* [Task statement]
Pictures aside, repeat every entry exactly.

* [Provided data]
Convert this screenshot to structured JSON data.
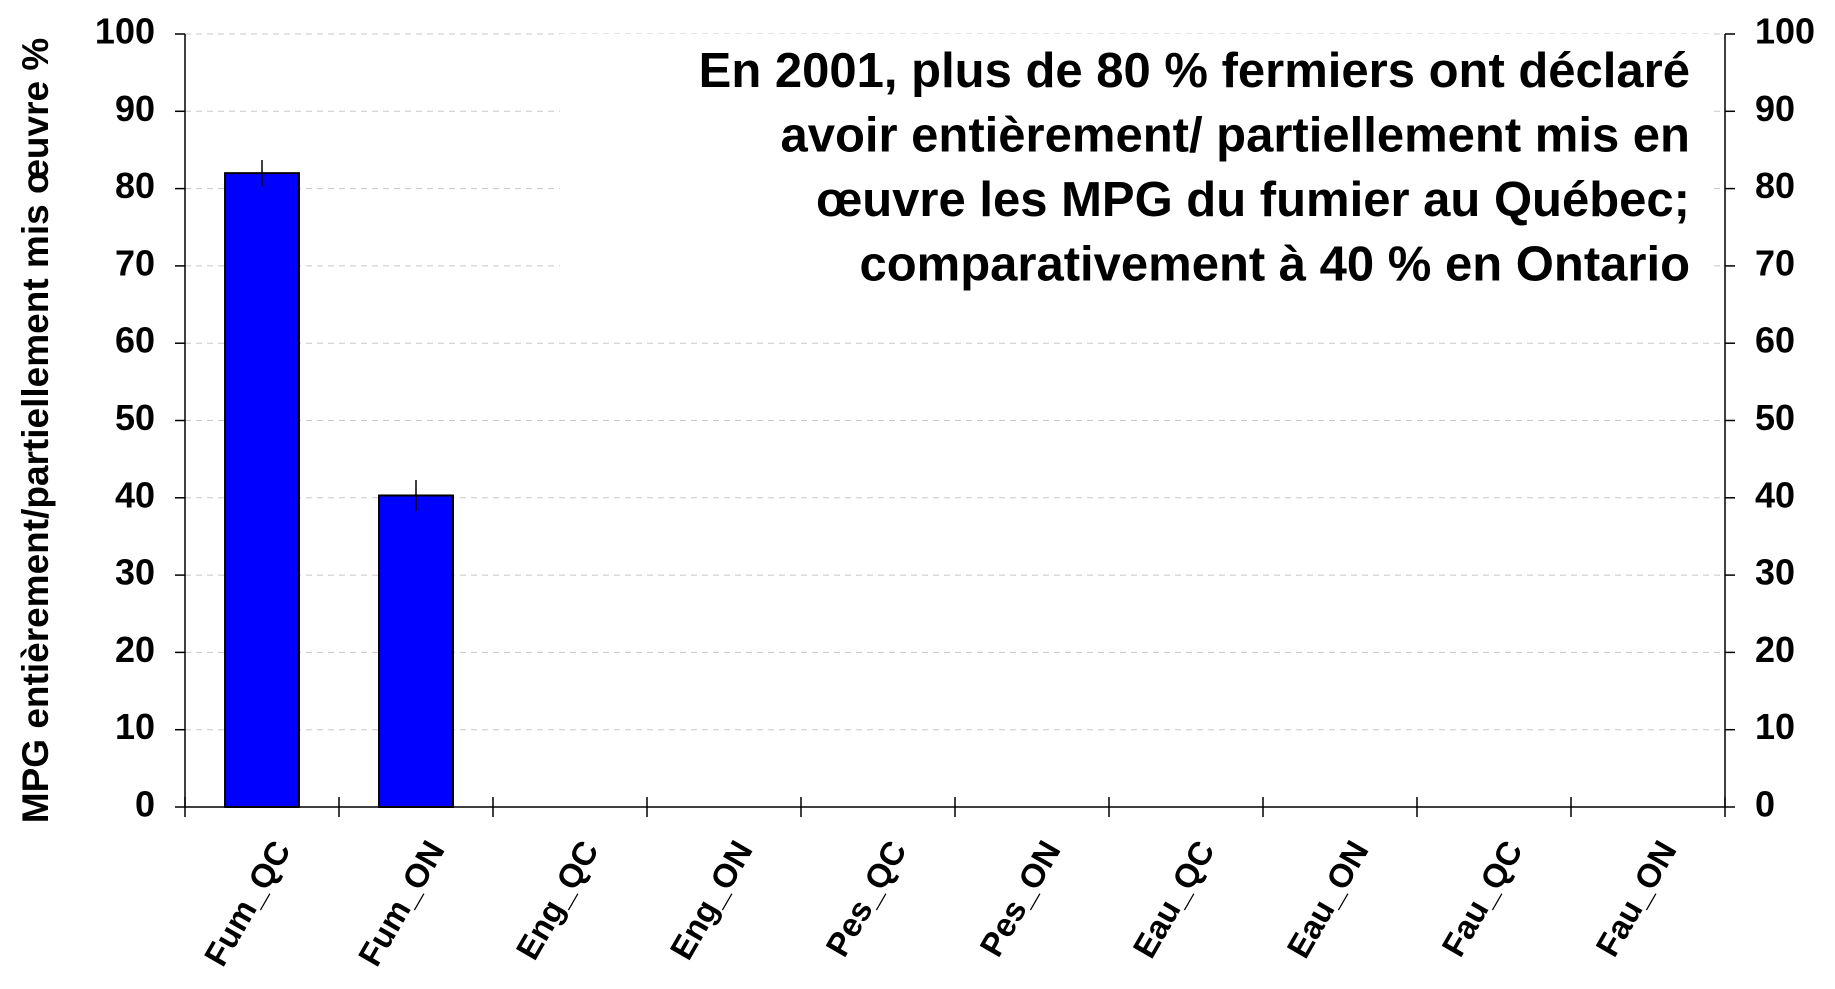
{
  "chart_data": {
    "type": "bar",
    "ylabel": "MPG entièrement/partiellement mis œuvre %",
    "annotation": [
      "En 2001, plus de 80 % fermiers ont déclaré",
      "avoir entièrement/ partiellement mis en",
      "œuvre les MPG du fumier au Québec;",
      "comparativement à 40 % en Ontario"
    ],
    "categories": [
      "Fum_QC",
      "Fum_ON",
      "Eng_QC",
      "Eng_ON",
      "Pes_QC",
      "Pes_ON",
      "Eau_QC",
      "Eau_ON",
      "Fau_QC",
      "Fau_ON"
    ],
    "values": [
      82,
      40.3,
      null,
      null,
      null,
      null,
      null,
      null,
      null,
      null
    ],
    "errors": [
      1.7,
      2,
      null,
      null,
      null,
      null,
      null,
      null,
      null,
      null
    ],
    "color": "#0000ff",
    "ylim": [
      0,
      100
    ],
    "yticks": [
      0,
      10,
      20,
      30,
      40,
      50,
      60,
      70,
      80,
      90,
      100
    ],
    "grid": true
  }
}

* [Result of this exercise]
Convert this screenshot to structured JSON data.
{
  "chart_data": {
    "type": "bar",
    "ylabel": "MPG entièrement/partiellement mis œuvre %",
    "annotation": [
      "En 2001, plus de 80 % fermiers ont déclaré",
      "avoir entièrement/ partiellement mis en",
      "œuvre les MPG du fumier au Québec;",
      "comparativement à 40 % en Ontario"
    ],
    "categories": [
      "Fum_QC",
      "Fum_ON",
      "Eng_QC",
      "Eng_ON",
      "Pes_QC",
      "Pes_ON",
      "Eau_QC",
      "Eau_ON",
      "Fau_QC",
      "Fau_ON"
    ],
    "values": [
      82,
      40.3,
      null,
      null,
      null,
      null,
      null,
      null,
      null,
      null
    ],
    "errors": [
      1.7,
      2,
      null,
      null,
      null,
      null,
      null,
      null,
      null,
      null
    ],
    "color": "#0000ff",
    "ylim": [
      0,
      100
    ],
    "yticks": [
      0,
      10,
      20,
      30,
      40,
      50,
      60,
      70,
      80,
      90,
      100
    ],
    "grid": true
  }
}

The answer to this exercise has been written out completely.